Pull out every line from the listing that has the word "お子さまは".

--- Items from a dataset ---
>>>>

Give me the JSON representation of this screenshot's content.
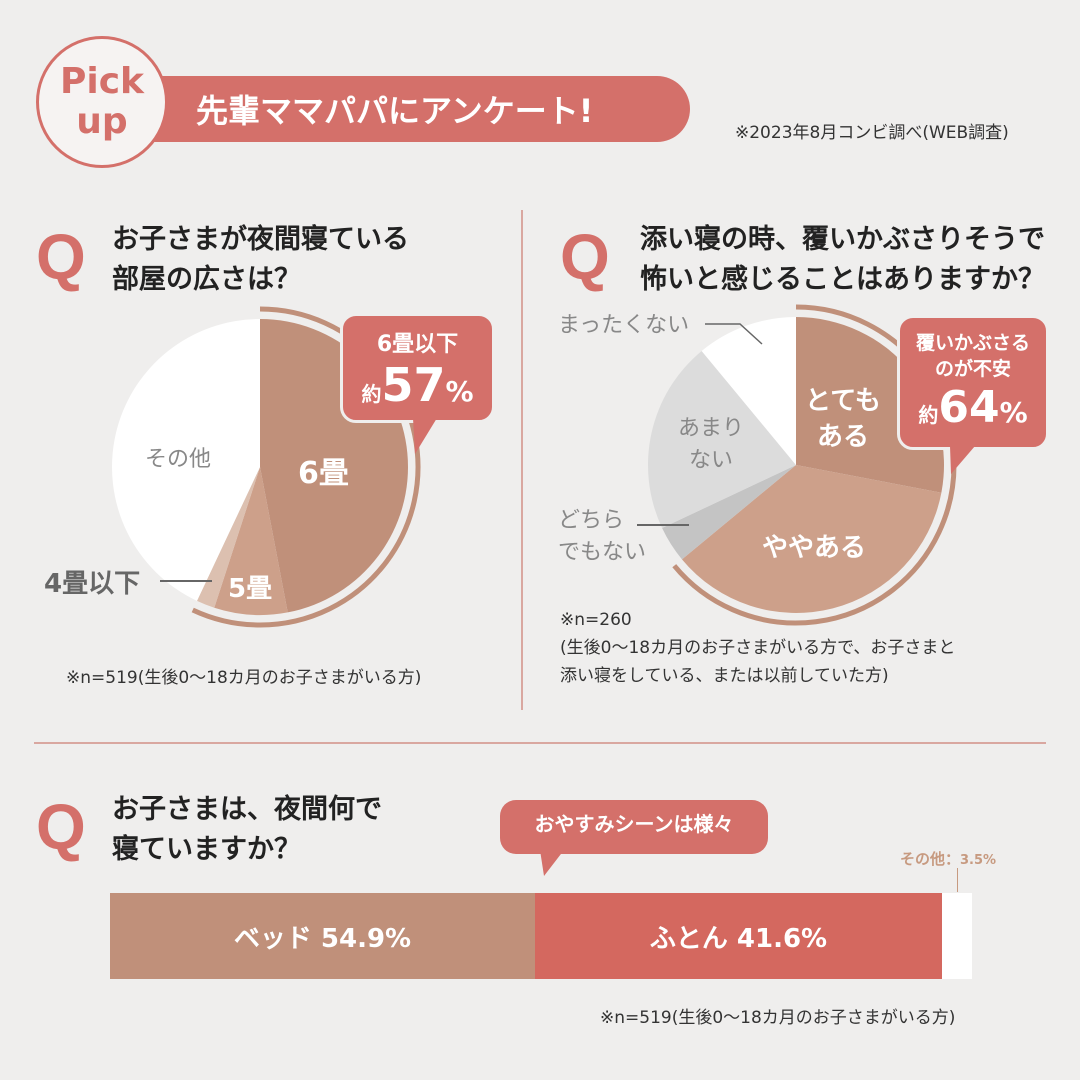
{
  "header": {
    "badge_line1": "Pick",
    "badge_line2": "up",
    "title": "先輩ママパパにアンケート!",
    "source": "※2023年8月コンビ調べ(WEB調査)"
  },
  "colors": {
    "accent": "#d4706a",
    "brown": "#c0907a",
    "light_brown": "#cda08a",
    "pale_brown": "#dcc0b0",
    "white": "#ffffff",
    "gray_light": "#dcdcdc",
    "gray_mid": "#c4c4c4",
    "background": "#efeeed"
  },
  "q_mark": "Q",
  "chart_data": [
    {
      "type": "pie",
      "title": "お子さまが夜間寝ている部屋の広さは？",
      "title_line1": "お子さまが夜間寝ている",
      "title_line2": "部屋の広さは？",
      "slices": [
        {
          "label": "6畳",
          "value": 47,
          "color": "#c0907a"
        },
        {
          "label": "5畳",
          "value": 8,
          "color": "#cda08a"
        },
        {
          "label": "4畳以下",
          "value": 2,
          "color": "#dcc0b0"
        },
        {
          "label": "その他",
          "value": 43,
          "color": "#ffffff"
        }
      ],
      "callout": {
        "label": "6畳以下",
        "prefix": "約",
        "value": "57",
        "unit": "%"
      },
      "note": "※n=519(生後0〜18カ月のお子さまがいる方)"
    },
    {
      "type": "pie",
      "title": "添い寝の時、覆いかぶさりそうで怖いと感じることはありますか？",
      "title_line1": "添い寝の時、覆いかぶさりそうで",
      "title_line2": "怖いと感じることはありますか？",
      "slices": [
        {
          "label": "とてもある",
          "label_line1": "とても",
          "label_line2": "ある",
          "value": 28,
          "color": "#c0907a"
        },
        {
          "label": "ややある",
          "value": 36,
          "color": "#cda08a"
        },
        {
          "label": "どちらでもない",
          "label_line1": "どちら",
          "label_line2": "でもない",
          "value": 4,
          "color": "#c4c4c4"
        },
        {
          "label": "あまりない",
          "label_line1": "あまり",
          "label_line2": "ない",
          "value": 21,
          "color": "#dcdcdc"
        },
        {
          "label": "まったくない",
          "value": 11,
          "color": "#ffffff"
        }
      ],
      "callout": {
        "label_line1": "覆いかぶさる",
        "label_line2": "のが不安",
        "prefix": "約",
        "value": "64",
        "unit": "%"
      },
      "note_line1": "※n=260",
      "note_line2": "(生後0〜18カ月のお子さまがいる方で、お子さまと",
      "note_line3": "添い寝をしている、または以前していた方)"
    },
    {
      "type": "bar",
      "title": "お子さまは、夜間何で寝ていますか？",
      "title_line1": "お子さまは、夜間何で",
      "title_line2": "寝ていますか？",
      "orientation": "horizontal-stacked",
      "series": [
        {
          "name": "ベッド",
          "value": 54.9,
          "label": "ベッド 54.9%",
          "color": "#c0907a"
        },
        {
          "name": "ふとん",
          "value": 41.6,
          "label": "ふとん 41.6%",
          "color": "#d4685f"
        },
        {
          "name": "その他",
          "value": 3.5,
          "label_name": "その他：",
          "label_value": "3.5%",
          "color": "#ffffff"
        }
      ],
      "callout": "おやすみシーンは様々",
      "note": "※n=519(生後0〜18カ月のお子さまがいる方)"
    }
  ]
}
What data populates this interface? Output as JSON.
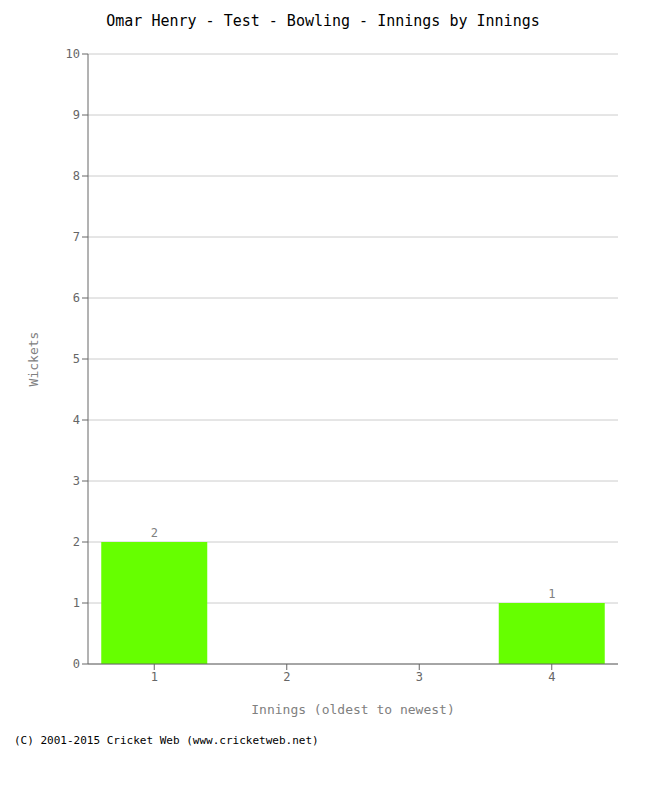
{
  "chart_data": {
    "type": "bar",
    "title": "Omar Henry - Test - Bowling - Innings by Innings",
    "xlabel": "Innings (oldest to newest)",
    "ylabel": "Wickets",
    "categories": [
      "1",
      "2",
      "3",
      "4"
    ],
    "values": [
      2,
      0,
      0,
      1
    ],
    "color": "#66ff00",
    "ylim": [
      0,
      10
    ],
    "yticks": [
      0,
      1,
      2,
      3,
      4,
      5,
      6,
      7,
      8,
      9,
      10
    ],
    "grid": true,
    "data_labels": true,
    "annotations": [
      "(C) 2001-2015 Cricket Web (www.cricketweb.net)"
    ]
  }
}
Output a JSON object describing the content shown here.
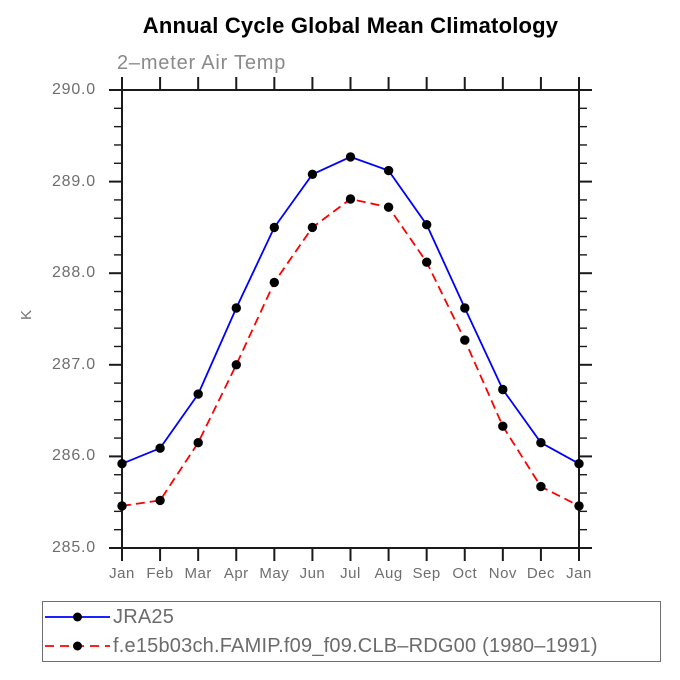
{
  "chart_data": {
    "type": "line",
    "title": "Annual Cycle Global Mean Climatology",
    "subtitle": "2–meter Air Temp",
    "xlabel": "",
    "ylabel": "K",
    "categories": [
      "Jan",
      "Feb",
      "Mar",
      "Apr",
      "May",
      "Jun",
      "Jul",
      "Aug",
      "Sep",
      "Oct",
      "Nov",
      "Dec",
      "Jan"
    ],
    "ylim": [
      285.0,
      290.0
    ],
    "y_major_step": 1.0,
    "y_minor_step": 0.2,
    "y_tick_labels": [
      "285.0",
      "286.0",
      "287.0",
      "288.0",
      "289.0",
      "290.0"
    ],
    "grid": false,
    "legend_position": "bottom-left-box",
    "marker": "filled-circle",
    "marker_color": "#000000",
    "axis_color": "#1a1a1a",
    "series": [
      {
        "name": "JRA25",
        "color": "#0000ff",
        "style": "solid",
        "values": [
          285.92,
          286.09,
          286.68,
          287.62,
          288.5,
          289.08,
          289.27,
          289.12,
          288.53,
          287.62,
          286.73,
          286.15,
          285.92
        ]
      },
      {
        "name": "f.e15b03ch.FAMIP.f09_f09.CLB–RDG00 (1980–1991)",
        "color": "#ff0000",
        "style": "dashed",
        "values": [
          285.46,
          285.52,
          286.15,
          287.0,
          287.9,
          288.5,
          288.81,
          288.72,
          288.12,
          287.27,
          286.33,
          285.67,
          285.46
        ]
      }
    ]
  }
}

<<<<

--- EXERCISE SOLUTION ---
      "title": "お子さまは、夜間何で寝ていますか？",
      "title_line1": "お子さまは、夜間何で",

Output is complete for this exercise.